§ **OBJECTIVE**:
Each line that holds the word "Office" counts once; report how many lines do so and nothing else.

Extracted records
(begin)

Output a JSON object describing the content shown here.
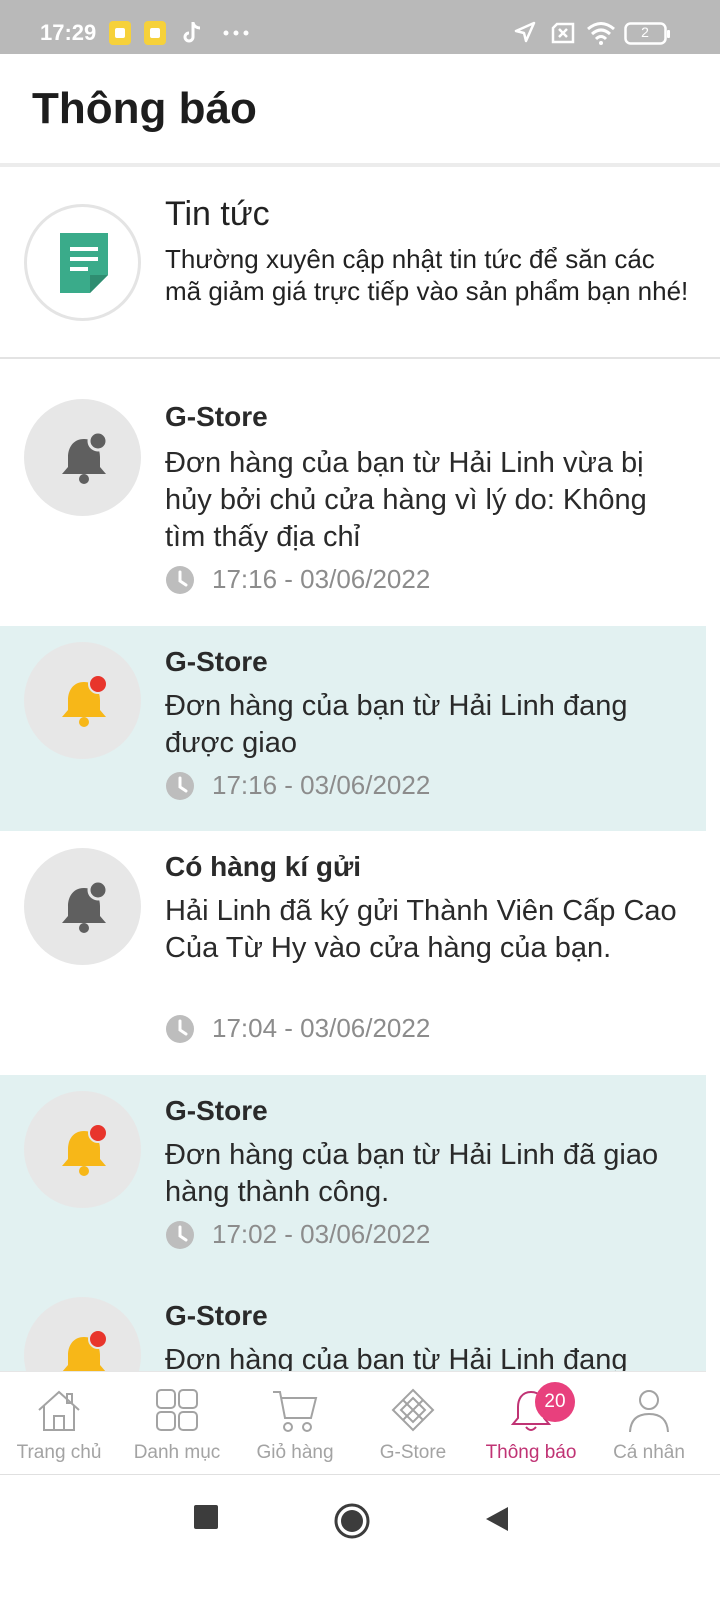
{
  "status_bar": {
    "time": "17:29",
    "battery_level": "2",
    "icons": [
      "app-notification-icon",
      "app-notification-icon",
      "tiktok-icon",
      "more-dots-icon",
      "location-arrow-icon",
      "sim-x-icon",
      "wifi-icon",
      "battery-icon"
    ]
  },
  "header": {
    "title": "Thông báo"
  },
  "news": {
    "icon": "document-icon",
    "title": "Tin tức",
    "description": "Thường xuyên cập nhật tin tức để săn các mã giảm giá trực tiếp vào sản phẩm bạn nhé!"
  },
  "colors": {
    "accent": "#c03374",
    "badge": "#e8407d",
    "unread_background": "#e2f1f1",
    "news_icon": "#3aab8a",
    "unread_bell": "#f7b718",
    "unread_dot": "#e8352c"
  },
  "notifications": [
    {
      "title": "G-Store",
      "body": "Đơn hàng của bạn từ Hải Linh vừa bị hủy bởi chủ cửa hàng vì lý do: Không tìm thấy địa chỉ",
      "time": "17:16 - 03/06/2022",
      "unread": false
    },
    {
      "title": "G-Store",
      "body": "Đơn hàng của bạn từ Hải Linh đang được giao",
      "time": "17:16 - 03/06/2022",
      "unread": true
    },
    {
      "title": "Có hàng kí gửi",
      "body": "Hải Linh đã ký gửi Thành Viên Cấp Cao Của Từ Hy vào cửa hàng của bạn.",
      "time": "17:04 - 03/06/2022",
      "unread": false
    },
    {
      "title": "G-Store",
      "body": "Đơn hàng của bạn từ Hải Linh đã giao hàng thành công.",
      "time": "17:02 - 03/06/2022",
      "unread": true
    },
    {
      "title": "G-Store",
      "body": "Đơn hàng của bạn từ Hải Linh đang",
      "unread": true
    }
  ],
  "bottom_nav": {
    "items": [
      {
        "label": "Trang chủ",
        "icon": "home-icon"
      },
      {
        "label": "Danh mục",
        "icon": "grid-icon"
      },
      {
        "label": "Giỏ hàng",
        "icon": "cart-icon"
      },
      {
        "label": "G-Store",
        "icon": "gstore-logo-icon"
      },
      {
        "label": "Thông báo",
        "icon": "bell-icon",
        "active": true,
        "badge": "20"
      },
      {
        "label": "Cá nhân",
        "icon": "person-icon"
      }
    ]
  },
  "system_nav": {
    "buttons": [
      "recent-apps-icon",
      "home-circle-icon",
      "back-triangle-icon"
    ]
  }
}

(end)
(begin)

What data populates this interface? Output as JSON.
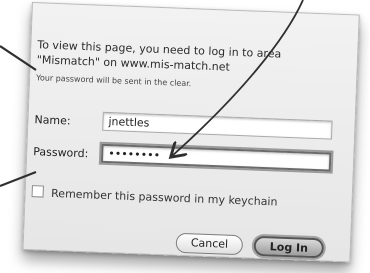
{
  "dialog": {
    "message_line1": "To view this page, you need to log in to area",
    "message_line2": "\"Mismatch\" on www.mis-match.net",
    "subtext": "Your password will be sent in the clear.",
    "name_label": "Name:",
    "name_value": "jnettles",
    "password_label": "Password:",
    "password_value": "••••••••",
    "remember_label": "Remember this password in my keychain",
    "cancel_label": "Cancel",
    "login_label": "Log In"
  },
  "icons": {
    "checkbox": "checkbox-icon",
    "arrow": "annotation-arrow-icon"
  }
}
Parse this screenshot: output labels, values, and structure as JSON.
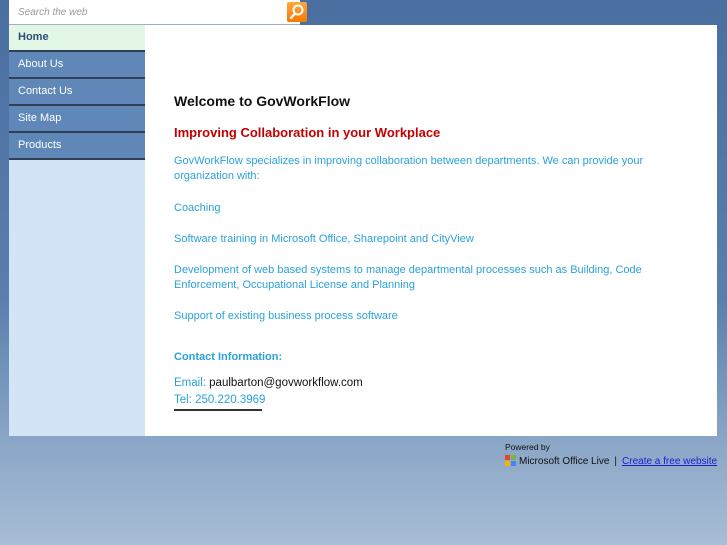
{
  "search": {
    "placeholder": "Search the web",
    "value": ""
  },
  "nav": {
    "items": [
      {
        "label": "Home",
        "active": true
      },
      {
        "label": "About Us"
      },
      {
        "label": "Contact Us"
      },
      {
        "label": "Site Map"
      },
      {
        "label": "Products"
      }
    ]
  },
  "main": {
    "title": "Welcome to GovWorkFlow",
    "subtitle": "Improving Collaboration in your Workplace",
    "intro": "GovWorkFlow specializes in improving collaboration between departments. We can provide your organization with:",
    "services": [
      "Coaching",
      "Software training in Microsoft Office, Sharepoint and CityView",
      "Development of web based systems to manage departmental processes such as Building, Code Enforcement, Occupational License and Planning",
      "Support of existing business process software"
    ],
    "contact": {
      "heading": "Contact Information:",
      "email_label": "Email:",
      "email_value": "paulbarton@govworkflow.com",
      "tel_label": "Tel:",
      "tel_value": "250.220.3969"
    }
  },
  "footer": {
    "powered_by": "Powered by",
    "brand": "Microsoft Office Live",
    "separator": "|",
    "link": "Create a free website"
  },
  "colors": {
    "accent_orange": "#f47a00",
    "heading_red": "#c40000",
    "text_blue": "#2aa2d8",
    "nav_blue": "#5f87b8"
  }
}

(end)
(begin)

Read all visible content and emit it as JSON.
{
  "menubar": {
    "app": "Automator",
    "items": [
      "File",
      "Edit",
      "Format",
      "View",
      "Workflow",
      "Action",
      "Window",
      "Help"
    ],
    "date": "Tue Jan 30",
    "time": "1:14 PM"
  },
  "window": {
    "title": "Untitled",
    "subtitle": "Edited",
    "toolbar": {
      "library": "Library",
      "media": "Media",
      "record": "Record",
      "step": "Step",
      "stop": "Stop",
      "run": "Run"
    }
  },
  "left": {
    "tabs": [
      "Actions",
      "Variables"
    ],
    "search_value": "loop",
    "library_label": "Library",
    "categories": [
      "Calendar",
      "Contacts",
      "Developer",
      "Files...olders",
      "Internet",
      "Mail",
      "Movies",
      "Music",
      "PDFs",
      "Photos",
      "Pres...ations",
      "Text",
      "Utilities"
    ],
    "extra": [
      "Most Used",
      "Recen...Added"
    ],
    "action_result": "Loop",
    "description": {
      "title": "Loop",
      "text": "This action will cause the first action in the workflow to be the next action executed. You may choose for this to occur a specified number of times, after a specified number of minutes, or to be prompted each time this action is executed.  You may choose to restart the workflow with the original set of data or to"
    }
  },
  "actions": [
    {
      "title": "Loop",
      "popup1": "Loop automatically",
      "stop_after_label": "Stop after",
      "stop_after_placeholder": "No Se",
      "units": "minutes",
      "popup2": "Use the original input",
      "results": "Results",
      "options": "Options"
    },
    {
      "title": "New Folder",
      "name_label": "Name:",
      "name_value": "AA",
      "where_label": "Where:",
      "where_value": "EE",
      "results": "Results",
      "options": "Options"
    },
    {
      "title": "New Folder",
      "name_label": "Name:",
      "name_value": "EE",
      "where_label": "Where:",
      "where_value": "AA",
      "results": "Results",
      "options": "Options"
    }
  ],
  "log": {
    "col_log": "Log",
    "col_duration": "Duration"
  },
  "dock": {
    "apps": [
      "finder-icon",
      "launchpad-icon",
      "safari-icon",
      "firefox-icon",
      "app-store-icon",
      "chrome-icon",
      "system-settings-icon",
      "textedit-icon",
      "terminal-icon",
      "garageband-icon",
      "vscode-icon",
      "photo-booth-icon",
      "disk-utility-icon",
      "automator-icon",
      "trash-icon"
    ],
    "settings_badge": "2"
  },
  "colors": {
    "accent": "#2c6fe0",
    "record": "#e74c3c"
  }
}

(end)

§ **CORRECT ANSWER**:
2